┌─ Task inputs
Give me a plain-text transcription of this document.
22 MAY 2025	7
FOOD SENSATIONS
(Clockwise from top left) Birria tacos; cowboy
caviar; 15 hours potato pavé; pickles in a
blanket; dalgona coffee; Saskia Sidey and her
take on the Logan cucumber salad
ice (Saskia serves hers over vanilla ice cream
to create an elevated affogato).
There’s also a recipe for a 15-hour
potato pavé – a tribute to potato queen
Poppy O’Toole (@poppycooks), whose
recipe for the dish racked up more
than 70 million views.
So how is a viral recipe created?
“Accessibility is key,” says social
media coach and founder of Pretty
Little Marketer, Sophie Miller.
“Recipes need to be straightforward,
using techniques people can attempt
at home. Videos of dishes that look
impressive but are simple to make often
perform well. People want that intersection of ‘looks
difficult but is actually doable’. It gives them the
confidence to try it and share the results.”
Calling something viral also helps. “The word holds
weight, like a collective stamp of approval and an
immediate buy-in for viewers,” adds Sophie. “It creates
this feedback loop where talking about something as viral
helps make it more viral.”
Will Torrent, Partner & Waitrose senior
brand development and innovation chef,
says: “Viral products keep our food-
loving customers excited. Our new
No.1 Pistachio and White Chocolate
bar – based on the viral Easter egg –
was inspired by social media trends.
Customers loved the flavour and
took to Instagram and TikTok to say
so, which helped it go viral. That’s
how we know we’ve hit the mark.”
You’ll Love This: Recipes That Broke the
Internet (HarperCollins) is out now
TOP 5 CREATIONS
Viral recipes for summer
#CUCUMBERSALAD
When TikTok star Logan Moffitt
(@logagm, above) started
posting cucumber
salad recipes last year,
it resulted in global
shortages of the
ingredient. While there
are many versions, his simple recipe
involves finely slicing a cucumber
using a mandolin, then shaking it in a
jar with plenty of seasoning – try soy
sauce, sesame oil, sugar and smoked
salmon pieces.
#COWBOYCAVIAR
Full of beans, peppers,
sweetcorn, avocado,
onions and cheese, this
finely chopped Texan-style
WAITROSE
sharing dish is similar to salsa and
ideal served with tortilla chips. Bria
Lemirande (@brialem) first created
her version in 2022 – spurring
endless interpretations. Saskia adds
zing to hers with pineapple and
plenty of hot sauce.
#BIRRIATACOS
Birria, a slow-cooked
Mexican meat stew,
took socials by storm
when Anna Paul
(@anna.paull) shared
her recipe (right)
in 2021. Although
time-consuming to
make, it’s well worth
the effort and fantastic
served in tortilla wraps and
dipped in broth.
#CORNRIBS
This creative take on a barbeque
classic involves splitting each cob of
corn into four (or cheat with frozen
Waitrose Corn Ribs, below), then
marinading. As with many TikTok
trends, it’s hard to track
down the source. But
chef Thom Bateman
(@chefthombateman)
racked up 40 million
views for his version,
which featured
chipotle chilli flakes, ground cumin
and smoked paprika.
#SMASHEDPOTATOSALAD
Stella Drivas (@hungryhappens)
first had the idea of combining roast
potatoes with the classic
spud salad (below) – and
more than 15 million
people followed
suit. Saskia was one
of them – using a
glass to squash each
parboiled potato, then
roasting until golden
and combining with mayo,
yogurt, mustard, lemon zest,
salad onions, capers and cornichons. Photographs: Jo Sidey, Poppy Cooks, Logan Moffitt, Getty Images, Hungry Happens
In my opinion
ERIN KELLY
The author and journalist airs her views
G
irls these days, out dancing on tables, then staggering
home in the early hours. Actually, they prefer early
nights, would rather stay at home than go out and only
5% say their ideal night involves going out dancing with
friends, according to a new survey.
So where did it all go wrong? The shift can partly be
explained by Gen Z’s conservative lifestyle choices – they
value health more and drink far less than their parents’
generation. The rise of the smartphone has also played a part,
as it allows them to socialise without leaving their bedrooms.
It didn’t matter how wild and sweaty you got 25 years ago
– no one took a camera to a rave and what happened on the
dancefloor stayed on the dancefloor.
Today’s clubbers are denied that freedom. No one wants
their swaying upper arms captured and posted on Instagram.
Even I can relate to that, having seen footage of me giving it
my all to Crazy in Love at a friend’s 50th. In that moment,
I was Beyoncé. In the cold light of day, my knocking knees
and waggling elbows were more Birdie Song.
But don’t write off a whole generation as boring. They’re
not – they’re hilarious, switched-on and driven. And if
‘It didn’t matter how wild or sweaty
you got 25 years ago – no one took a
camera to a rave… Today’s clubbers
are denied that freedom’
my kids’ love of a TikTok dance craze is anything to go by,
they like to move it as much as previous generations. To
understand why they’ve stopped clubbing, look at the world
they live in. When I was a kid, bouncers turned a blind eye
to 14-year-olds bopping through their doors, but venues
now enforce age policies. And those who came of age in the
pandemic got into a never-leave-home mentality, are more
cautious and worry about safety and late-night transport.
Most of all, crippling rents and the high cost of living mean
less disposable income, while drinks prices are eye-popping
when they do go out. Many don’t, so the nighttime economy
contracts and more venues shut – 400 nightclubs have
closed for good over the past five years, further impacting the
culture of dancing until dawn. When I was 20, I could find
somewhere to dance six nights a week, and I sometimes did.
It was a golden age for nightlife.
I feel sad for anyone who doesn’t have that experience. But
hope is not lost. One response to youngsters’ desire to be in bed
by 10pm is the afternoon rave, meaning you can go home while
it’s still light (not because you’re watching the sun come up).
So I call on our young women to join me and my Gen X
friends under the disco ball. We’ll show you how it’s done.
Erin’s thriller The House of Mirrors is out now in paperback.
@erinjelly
└─
Copy out the lines above with "years" in them.

It didn’t matter how wild and sweaty you got 25 years ago
you got 25 years ago – no one took a
closed for good over the past five years, further impacting the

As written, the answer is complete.